◆ **TO BE DONE**
Could you print all the entries exactly?

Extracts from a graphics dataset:

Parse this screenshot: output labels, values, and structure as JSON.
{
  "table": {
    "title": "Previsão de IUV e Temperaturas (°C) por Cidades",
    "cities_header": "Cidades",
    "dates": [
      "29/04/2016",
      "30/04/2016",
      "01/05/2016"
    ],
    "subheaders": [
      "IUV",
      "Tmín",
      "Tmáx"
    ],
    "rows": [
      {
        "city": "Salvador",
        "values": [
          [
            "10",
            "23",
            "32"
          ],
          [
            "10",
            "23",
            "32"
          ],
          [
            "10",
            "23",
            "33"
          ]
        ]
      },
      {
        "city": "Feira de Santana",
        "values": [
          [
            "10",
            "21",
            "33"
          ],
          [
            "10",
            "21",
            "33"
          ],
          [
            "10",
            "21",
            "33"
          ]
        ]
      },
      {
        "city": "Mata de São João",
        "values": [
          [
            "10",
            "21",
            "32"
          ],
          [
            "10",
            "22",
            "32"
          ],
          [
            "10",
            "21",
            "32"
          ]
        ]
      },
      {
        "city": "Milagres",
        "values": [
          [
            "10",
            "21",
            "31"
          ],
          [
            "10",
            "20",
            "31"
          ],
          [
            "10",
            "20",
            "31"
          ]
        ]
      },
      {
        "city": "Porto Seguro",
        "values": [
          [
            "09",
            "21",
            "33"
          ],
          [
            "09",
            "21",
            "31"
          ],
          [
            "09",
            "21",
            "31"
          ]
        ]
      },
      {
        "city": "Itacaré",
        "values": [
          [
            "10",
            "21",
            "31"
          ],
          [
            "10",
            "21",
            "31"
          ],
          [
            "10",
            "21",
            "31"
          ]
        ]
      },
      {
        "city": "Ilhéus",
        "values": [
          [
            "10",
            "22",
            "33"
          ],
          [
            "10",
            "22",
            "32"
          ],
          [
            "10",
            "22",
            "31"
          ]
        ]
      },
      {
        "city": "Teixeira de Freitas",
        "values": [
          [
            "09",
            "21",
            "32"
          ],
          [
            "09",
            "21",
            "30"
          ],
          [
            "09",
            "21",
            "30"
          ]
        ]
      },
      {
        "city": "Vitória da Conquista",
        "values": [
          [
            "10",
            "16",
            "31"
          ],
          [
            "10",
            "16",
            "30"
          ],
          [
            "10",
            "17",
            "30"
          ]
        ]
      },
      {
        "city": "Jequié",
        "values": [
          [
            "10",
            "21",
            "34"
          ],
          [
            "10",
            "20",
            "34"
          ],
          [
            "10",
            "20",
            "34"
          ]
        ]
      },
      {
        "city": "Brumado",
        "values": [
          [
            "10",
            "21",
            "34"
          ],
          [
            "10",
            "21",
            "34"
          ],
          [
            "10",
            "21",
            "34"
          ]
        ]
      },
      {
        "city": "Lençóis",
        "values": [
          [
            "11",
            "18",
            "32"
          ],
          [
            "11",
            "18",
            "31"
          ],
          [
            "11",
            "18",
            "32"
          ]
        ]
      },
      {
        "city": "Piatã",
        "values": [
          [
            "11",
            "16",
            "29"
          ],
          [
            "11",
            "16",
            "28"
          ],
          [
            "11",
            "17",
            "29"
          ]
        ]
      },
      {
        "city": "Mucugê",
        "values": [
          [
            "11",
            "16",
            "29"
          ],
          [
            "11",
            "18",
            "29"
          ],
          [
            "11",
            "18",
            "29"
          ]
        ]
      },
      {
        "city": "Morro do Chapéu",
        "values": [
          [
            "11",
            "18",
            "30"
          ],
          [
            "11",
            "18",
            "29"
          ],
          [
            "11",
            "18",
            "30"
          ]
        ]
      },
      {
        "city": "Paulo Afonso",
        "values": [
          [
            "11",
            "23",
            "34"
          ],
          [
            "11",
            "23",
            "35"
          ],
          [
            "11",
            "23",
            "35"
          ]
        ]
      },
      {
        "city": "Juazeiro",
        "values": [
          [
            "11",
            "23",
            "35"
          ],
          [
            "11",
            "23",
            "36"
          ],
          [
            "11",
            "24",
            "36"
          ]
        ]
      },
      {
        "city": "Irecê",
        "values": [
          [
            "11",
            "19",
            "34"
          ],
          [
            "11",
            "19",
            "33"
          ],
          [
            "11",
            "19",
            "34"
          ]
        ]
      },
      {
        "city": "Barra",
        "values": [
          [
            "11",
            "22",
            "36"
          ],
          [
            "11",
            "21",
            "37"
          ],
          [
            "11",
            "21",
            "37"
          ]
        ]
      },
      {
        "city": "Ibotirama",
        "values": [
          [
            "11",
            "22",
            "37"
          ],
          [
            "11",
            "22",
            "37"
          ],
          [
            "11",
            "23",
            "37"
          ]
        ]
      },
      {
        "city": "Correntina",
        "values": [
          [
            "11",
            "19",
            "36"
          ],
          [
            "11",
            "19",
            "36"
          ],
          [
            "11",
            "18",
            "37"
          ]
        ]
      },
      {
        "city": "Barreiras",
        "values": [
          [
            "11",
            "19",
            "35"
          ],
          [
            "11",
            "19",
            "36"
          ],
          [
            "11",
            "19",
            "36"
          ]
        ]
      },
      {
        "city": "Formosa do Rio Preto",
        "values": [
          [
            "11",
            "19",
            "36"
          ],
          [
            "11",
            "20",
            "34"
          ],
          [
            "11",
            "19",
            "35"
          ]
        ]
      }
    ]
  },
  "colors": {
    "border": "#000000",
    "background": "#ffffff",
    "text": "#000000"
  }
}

◆ **EXERCISE ANSWER**
Parse this screenshot: output labels, values, and structure as JSON.
{
  "table": {
    "title": "Previsão de IUV e Temperaturas (°C) por Cidades",
    "cities_header": "Cidades",
    "dates": [
      "29/04/2016",
      "30/04/2016",
      "01/05/2016"
    ],
    "subheaders": [
      "IUV",
      "Tmín",
      "Tmáx"
    ],
    "rows": [
      {
        "city": "Salvador",
        "values": [
          [
            "10",
            "23",
            "32"
          ],
          [
            "10",
            "23",
            "32"
          ],
          [
            "10",
            "23",
            "33"
          ]
        ]
      },
      {
        "city": "Feira de Santana",
        "values": [
          [
            "10",
            "21",
            "33"
          ],
          [
            "10",
            "21",
            "33"
          ],
          [
            "10",
            "21",
            "33"
          ]
        ]
      },
      {
        "city": "Mata de São João",
        "values": [
          [
            "10",
            "21",
            "32"
          ],
          [
            "10",
            "22",
            "32"
          ],
          [
            "10",
            "21",
            "32"
          ]
        ]
      },
      {
        "city": "Milagres",
        "values": [
          [
            "10",
            "21",
            "31"
          ],
          [
            "10",
            "20",
            "31"
          ],
          [
            "10",
            "20",
            "31"
          ]
        ]
      },
      {
        "city": "Porto Seguro",
        "values": [
          [
            "09",
            "21",
            "33"
          ],
          [
            "09",
            "21",
            "31"
          ],
          [
            "09",
            "21",
            "31"
          ]
        ]
      },
      {
        "city": "Itacaré",
        "values": [
          [
            "10",
            "21",
            "31"
          ],
          [
            "10",
            "21",
            "31"
          ],
          [
            "10",
            "21",
            "31"
          ]
        ]
      },
      {
        "city": "Ilhéus",
        "values": [
          [
            "10",
            "22",
            "33"
          ],
          [
            "10",
            "22",
            "32"
          ],
          [
            "10",
            "22",
            "31"
          ]
        ]
      },
      {
        "city": "Teixeira de Freitas",
        "values": [
          [
            "09",
            "21",
            "32"
          ],
          [
            "09",
            "21",
            "30"
          ],
          [
            "09",
            "21",
            "30"
          ]
        ]
      },
      {
        "city": "Vitória da Conquista",
        "values": [
          [
            "10",
            "16",
            "31"
          ],
          [
            "10",
            "16",
            "30"
          ],
          [
            "10",
            "17",
            "30"
          ]
        ]
      },
      {
        "city": "Jequié",
        "values": [
          [
            "10",
            "21",
            "34"
          ],
          [
            "10",
            "20",
            "34"
          ],
          [
            "10",
            "20",
            "34"
          ]
        ]
      },
      {
        "city": "Brumado",
        "values": [
          [
            "10",
            "21",
            "34"
          ],
          [
            "10",
            "21",
            "34"
          ],
          [
            "10",
            "21",
            "34"
          ]
        ]
      },
      {
        "city": "Lençóis",
        "values": [
          [
            "11",
            "18",
            "32"
          ],
          [
            "11",
            "18",
            "31"
          ],
          [
            "11",
            "18",
            "32"
          ]
        ]
      },
      {
        "city": "Piatã",
        "values": [
          [
            "11",
            "16",
            "29"
          ],
          [
            "11",
            "16",
            "28"
          ],
          [
            "11",
            "17",
            "29"
          ]
        ]
      },
      {
        "city": "Mucugê",
        "values": [
          [
            "11",
            "16",
            "29"
          ],
          [
            "11",
            "18",
            "29"
          ],
          [
            "11",
            "18",
            "29"
          ]
        ]
      },
      {
        "city": "Morro do Chapéu",
        "values": [
          [
            "11",
            "18",
            "30"
          ],
          [
            "11",
            "18",
            "29"
          ],
          [
            "11",
            "18",
            "30"
          ]
        ]
      },
      {
        "city": "Paulo Afonso",
        "values": [
          [
            "11",
            "23",
            "34"
          ],
          [
            "11",
            "23",
            "35"
          ],
          [
            "11",
            "23",
            "35"
          ]
        ]
      },
      {
        "city": "Juazeiro",
        "values": [
          [
            "11",
            "23",
            "35"
          ],
          [
            "11",
            "23",
            "36"
          ],
          [
            "11",
            "24",
            "36"
          ]
        ]
      },
      {
        "city": "Irecê",
        "values": [
          [
            "11",
            "19",
            "34"
          ],
          [
            "11",
            "19",
            "33"
          ],
          [
            "11",
            "19",
            "34"
          ]
        ]
      },
      {
        "city": "Barra",
        "values": [
          [
            "11",
            "22",
            "36"
          ],
          [
            "11",
            "21",
            "37"
          ],
          [
            "11",
            "21",
            "37"
          ]
        ]
      },
      {
        "city": "Ibotirama",
        "values": [
          [
            "11",
            "22",
            "37"
          ],
          [
            "11",
            "22",
            "37"
          ],
          [
            "11",
            "23",
            "37"
          ]
        ]
      },
      {
        "city": "Correntina",
        "values": [
          [
            "11",
            "19",
            "36"
          ],
          [
            "11",
            "19",
            "36"
          ],
          [
            "11",
            "18",
            "37"
          ]
        ]
      },
      {
        "city": "Barreiras",
        "values": [
          [
            "11",
            "19",
            "35"
          ],
          [
            "11",
            "19",
            "36"
          ],
          [
            "11",
            "19",
            "36"
          ]
        ]
      },
      {
        "city": "Formosa do Rio Preto",
        "values": [
          [
            "11",
            "19",
            "36"
          ],
          [
            "11",
            "20",
            "34"
          ],
          [
            "11",
            "19",
            "35"
          ]
        ]
      }
    ]
  },
  "colors": {
    "border": "#000000",
    "background": "#ffffff",
    "text": "#000000"
  }
}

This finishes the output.